All lines in the data bearing the string "Meet" should be identified and copied.

☆ ☆ ☆

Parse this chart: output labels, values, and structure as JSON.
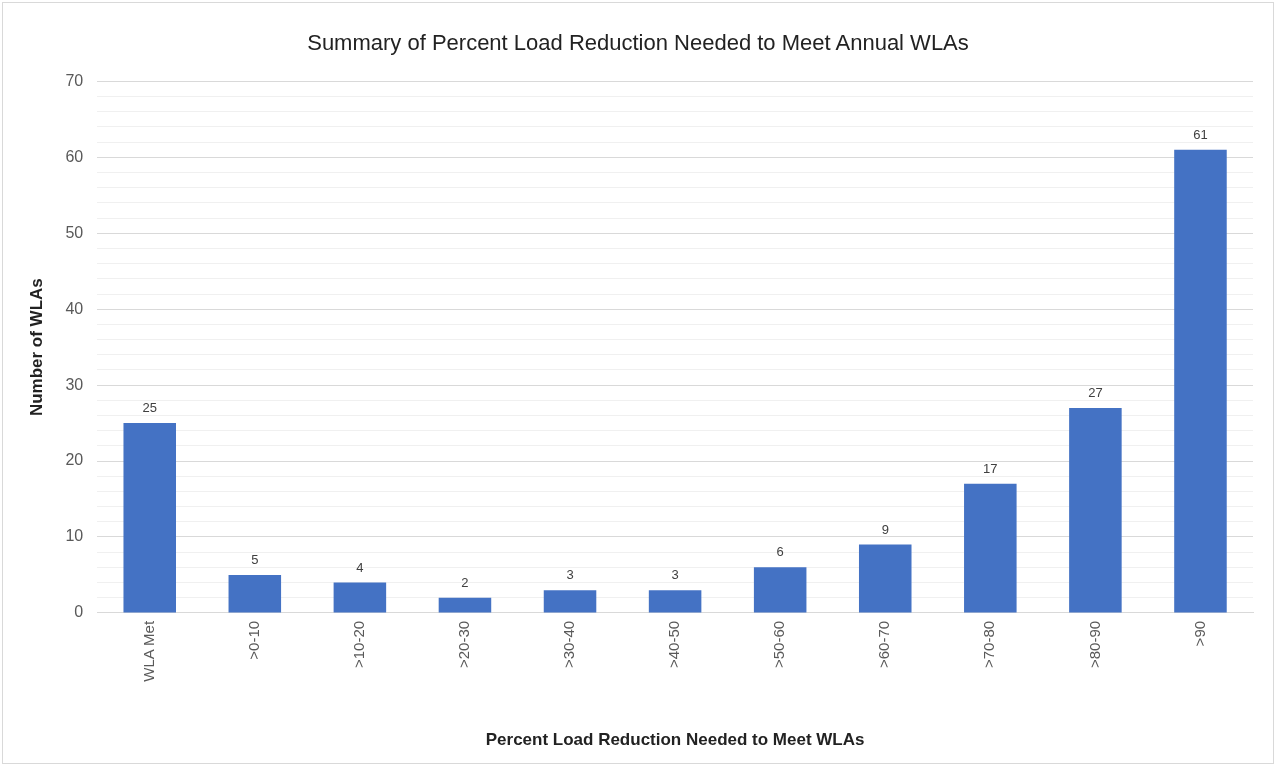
{
  "chart_data": {
    "type": "bar",
    "title": "Summary of Percent Load Reduction Needed to Meet Annual WLAs",
    "xlabel": "Percent Load Reduction Needed to Meet WLAs",
    "ylabel": "Number of WLAs",
    "categories": [
      "WLA Met",
      ">0-10",
      ">10-20",
      ">20-30",
      ">30-40",
      ">40-50",
      ">50-60",
      ">60-70",
      ">70-80",
      ">80-90",
      ">90"
    ],
    "values": [
      25,
      5,
      4,
      2,
      3,
      3,
      6,
      9,
      17,
      27,
      61
    ],
    "color": "#4472c4",
    "data_labels": true,
    "grid": "y",
    "legend": false,
    "ylim": [
      0,
      70
    ],
    "yticks": [
      0,
      {
        "value": 2,
        "label": null
      },
      {
        "value": 4,
        "label": null
      },
      {
        "value": 6,
        "label": null
      },
      {
        "value": 8,
        "label": null
      },
      10,
      {
        "value": 12,
        "label": null
      },
      {
        "value": 14,
        "label": null
      },
      {
        "value": 16,
        "label": null
      },
      {
        "value": 18,
        "label": null
      },
      20,
      {
        "value": 22,
        "label": null
      },
      {
        "value": 24,
        "label": null
      },
      {
        "value": 26,
        "label": null
      },
      {
        "value": 28,
        "label": null
      },
      30,
      {
        "value": 32,
        "label": null
      },
      {
        "value": 34,
        "label": null
      },
      {
        "value": 36,
        "label": null
      },
      {
        "value": 38,
        "label": null
      },
      40,
      {
        "value": 42,
        "label": null
      },
      {
        "value": 44,
        "label": null
      },
      {
        "value": 46,
        "label": null
      },
      {
        "value": 48,
        "label": null
      },
      50,
      {
        "value": 52,
        "label": null
      },
      {
        "value": 54,
        "label": null
      },
      {
        "value": 56,
        "label": null
      },
      {
        "value": 58,
        "label": null
      },
      60,
      {
        "value": 62,
        "label": null
      },
      {
        "value": 64,
        "label": null
      },
      {
        "value": 66,
        "label": null
      },
      {
        "value": 68,
        "label": null
      },
      70
    ]
  }
}
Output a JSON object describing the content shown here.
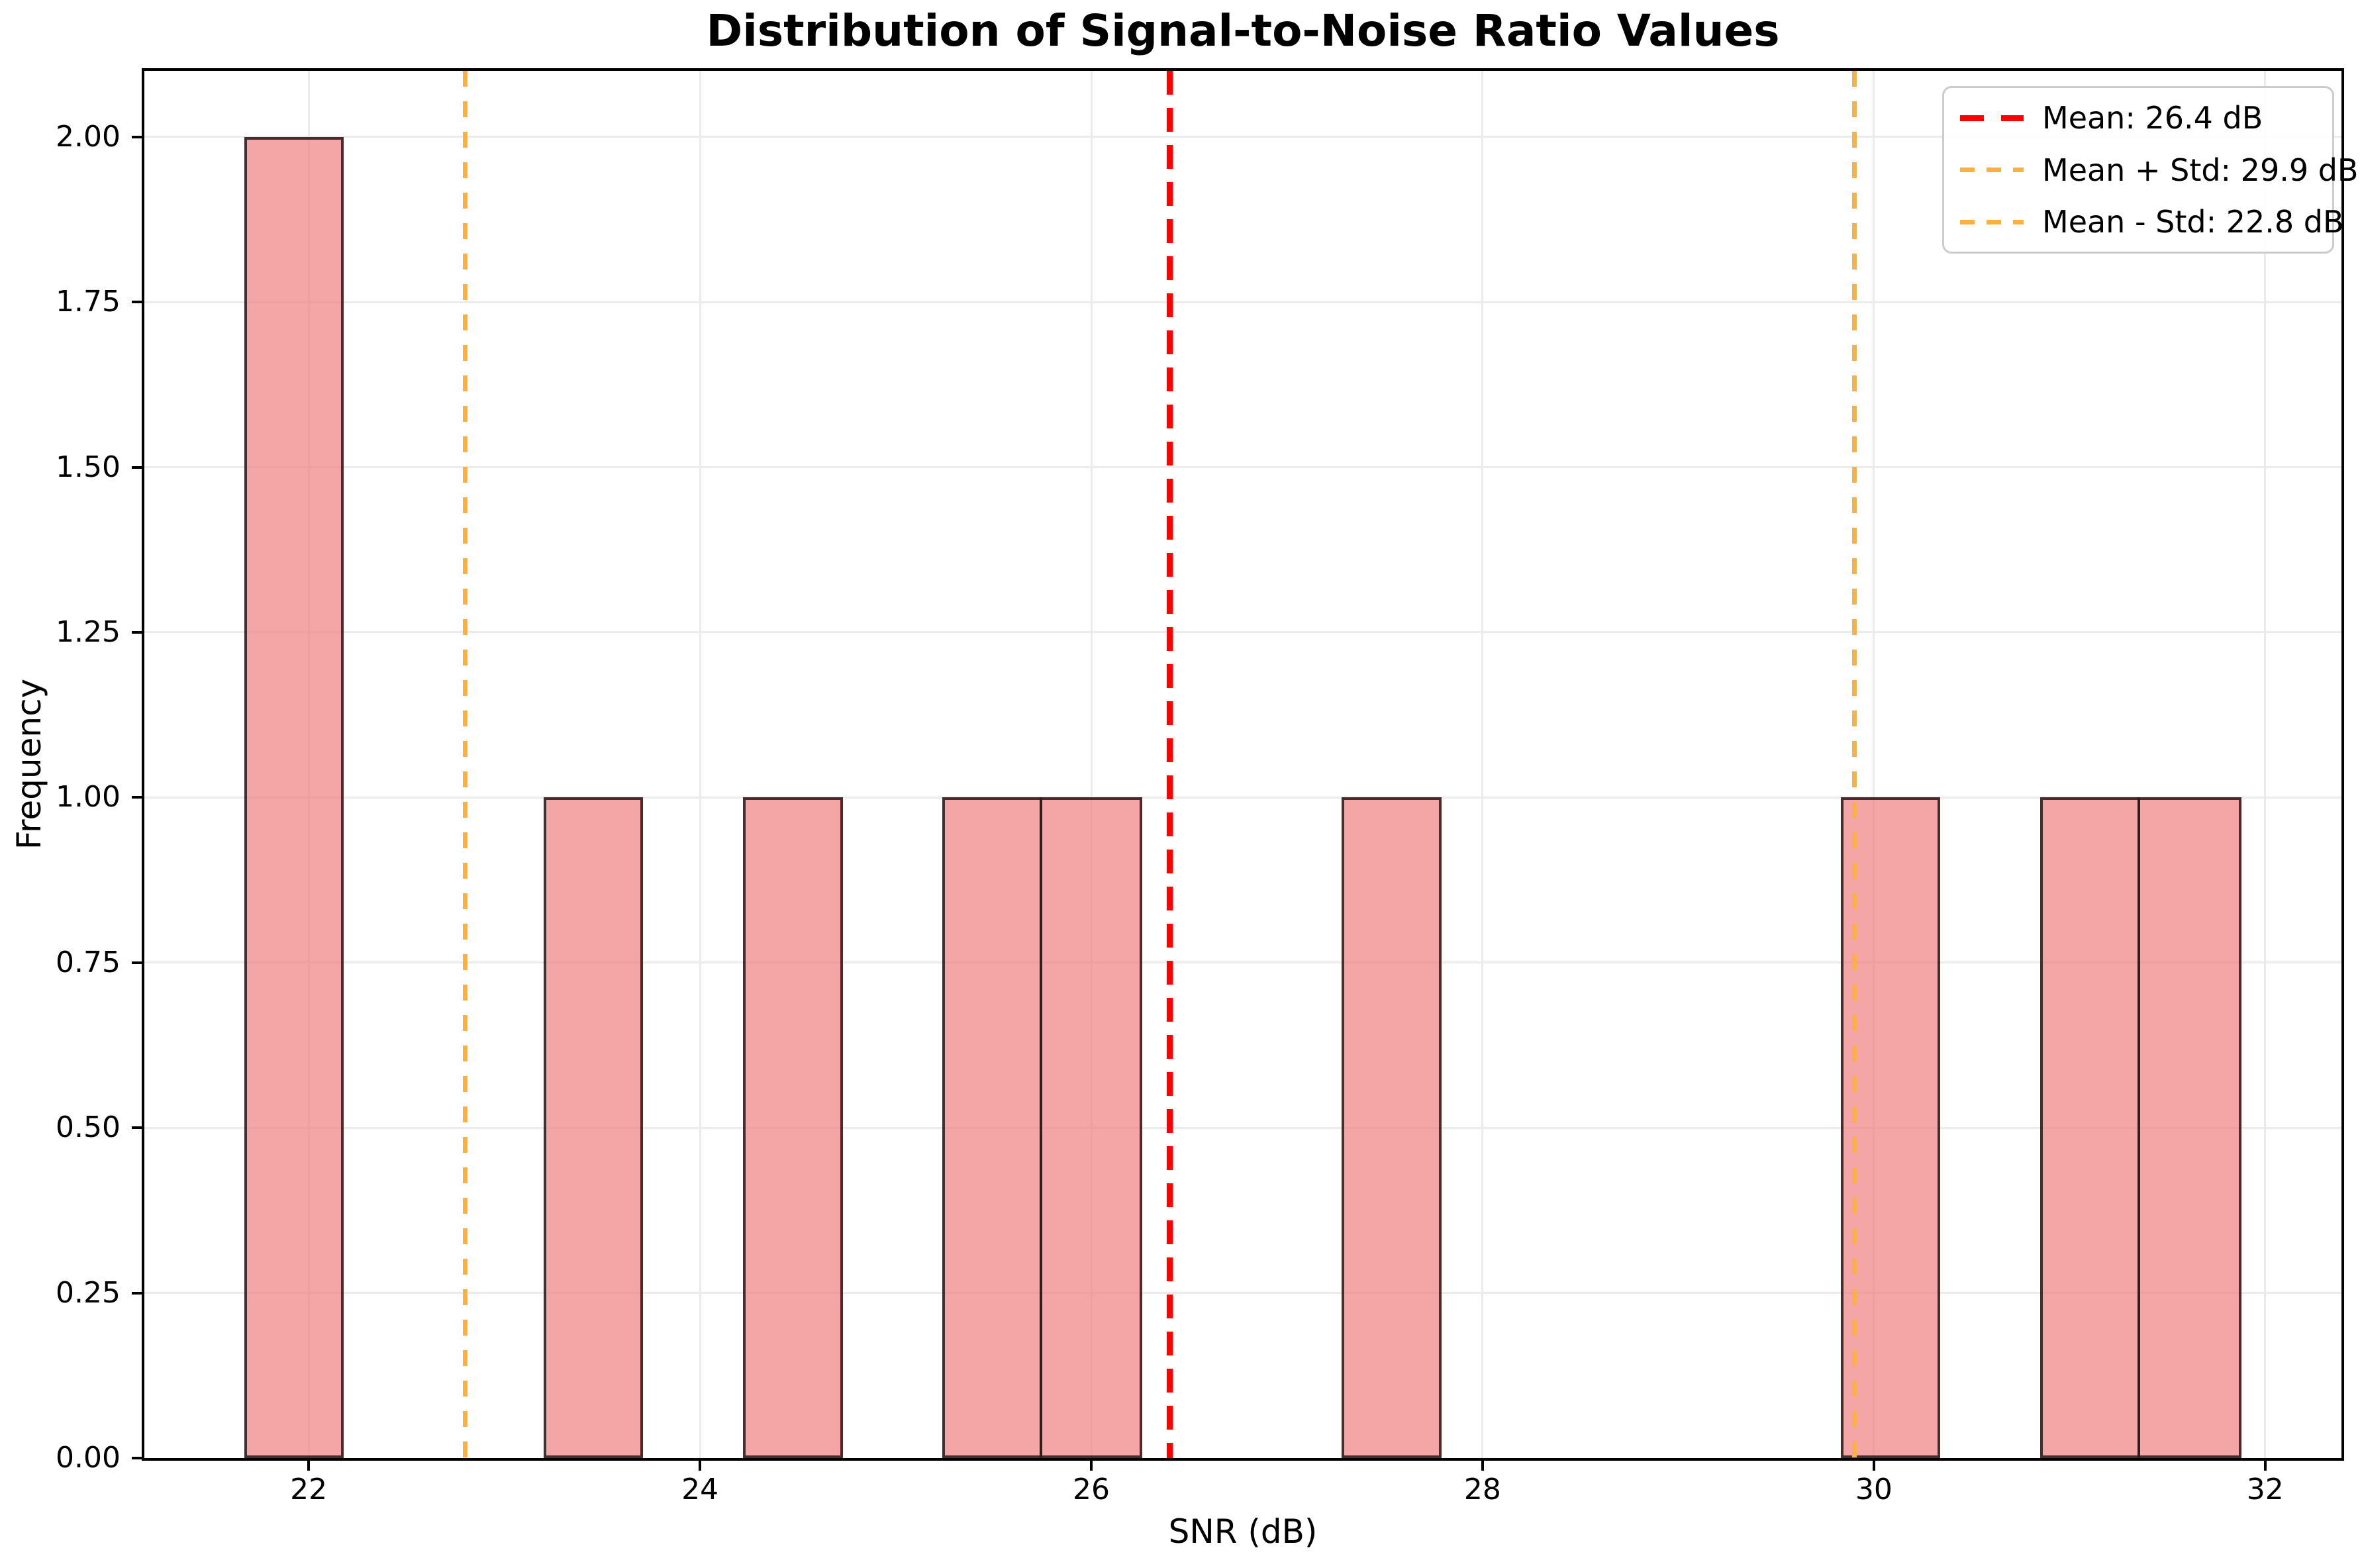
{
  "chart_data": {
    "type": "bar",
    "subtype": "histogram",
    "title": "Distribution of Signal-to-Noise Ratio Values",
    "xlabel": "SNR (dB)",
    "ylabel": "Frequency",
    "xlim": [
      21.16,
      32.39
    ],
    "ylim": [
      0,
      2.1
    ],
    "grid": true,
    "x_ticks": [
      22,
      24,
      26,
      28,
      30,
      32
    ],
    "x_tick_labels": [
      "22",
      "24",
      "26",
      "28",
      "30",
      "32"
    ],
    "y_ticks": [
      0,
      0.25,
      0.5,
      0.75,
      1,
      1.25,
      1.5,
      1.75,
      2
    ],
    "y_tick_labels": [
      "0.00",
      "0.25",
      "0.50",
      "0.75",
      "1.00",
      "1.25",
      "1.50",
      "1.75",
      "2.00"
    ],
    "bins": {
      "edges": [
        21.67,
        22.18,
        22.69,
        23.2,
        23.71,
        24.22,
        24.73,
        25.24,
        25.75,
        26.26,
        26.77,
        27.28,
        27.79,
        28.3,
        28.81,
        29.32,
        29.83,
        30.34,
        30.85,
        31.36,
        31.88
      ],
      "counts": [
        2,
        0,
        0,
        1,
        0,
        1,
        0,
        1,
        1,
        0,
        0,
        1,
        0,
        0,
        0,
        0,
        1,
        0,
        1,
        1
      ]
    },
    "bar_style": {
      "fill": "rgba(240, 128, 128, 0.7)",
      "edge": "rgba(0, 0, 0, 0.72)"
    },
    "grid_color": "#ebebeb",
    "vlines": [
      {
        "name": "mean",
        "x": 26.4,
        "color": "#ff0000",
        "width": 9,
        "dash_on": 36,
        "dash_off": 20,
        "label": "Mean: 26.4 dB"
      },
      {
        "name": "mean-plus-std",
        "x": 29.9,
        "color": "#fcb13f",
        "width": 7,
        "dash_on": 24,
        "dash_off": 22,
        "label": "Mean + Std: 29.9 dB"
      },
      {
        "name": "mean-minus-std",
        "x": 22.8,
        "color": "#fcb13f",
        "width": 7,
        "dash_on": 24,
        "dash_off": 22,
        "label": "Mean - Std: 22.8 dB"
      }
    ],
    "legend": {
      "position": "upper right",
      "entries": [
        {
          "label": "Mean: 26.4 dB"
        },
        {
          "label": "Mean + Std: 29.9 dB"
        },
        {
          "label": "Mean - Std: 22.8 dB"
        }
      ]
    }
  }
}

☆ ☆ ☆

■ **Solution for this task**:
    "title": "Summary of Percent Load Reduction Needed to Meet Annual WLAs",
    "xlabel": "Percent Load Reduction Needed to Meet WLAs",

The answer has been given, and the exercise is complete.